ENTRIES PROVIDED:
* * * * * * * * *

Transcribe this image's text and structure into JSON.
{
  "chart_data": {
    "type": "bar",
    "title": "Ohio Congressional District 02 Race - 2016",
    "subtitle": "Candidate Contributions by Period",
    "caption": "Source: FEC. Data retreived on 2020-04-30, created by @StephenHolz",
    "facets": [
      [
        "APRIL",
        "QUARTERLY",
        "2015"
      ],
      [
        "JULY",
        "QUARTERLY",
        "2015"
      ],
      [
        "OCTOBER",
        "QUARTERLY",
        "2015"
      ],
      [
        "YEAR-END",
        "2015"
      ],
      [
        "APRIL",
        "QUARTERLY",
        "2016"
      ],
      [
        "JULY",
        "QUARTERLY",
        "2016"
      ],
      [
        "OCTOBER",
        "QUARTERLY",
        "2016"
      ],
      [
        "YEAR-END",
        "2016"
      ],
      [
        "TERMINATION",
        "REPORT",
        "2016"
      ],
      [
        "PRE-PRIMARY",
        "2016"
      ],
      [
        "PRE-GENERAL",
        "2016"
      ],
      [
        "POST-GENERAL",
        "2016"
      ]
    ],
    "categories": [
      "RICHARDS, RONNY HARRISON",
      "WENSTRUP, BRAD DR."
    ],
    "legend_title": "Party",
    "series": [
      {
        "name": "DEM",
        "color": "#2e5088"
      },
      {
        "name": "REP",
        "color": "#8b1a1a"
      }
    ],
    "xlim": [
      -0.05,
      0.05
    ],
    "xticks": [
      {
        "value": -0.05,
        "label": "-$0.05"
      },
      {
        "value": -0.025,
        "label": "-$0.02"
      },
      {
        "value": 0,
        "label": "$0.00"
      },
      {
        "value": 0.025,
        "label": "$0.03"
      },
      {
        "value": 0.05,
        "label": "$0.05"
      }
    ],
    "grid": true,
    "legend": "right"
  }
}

* * * * * * * * *

TASK INSTRUCTIONS:
Of the lines in the entries above, how many include "label"? Only the number should be given.

SOLUTION FOR THIS EXERCISE:
5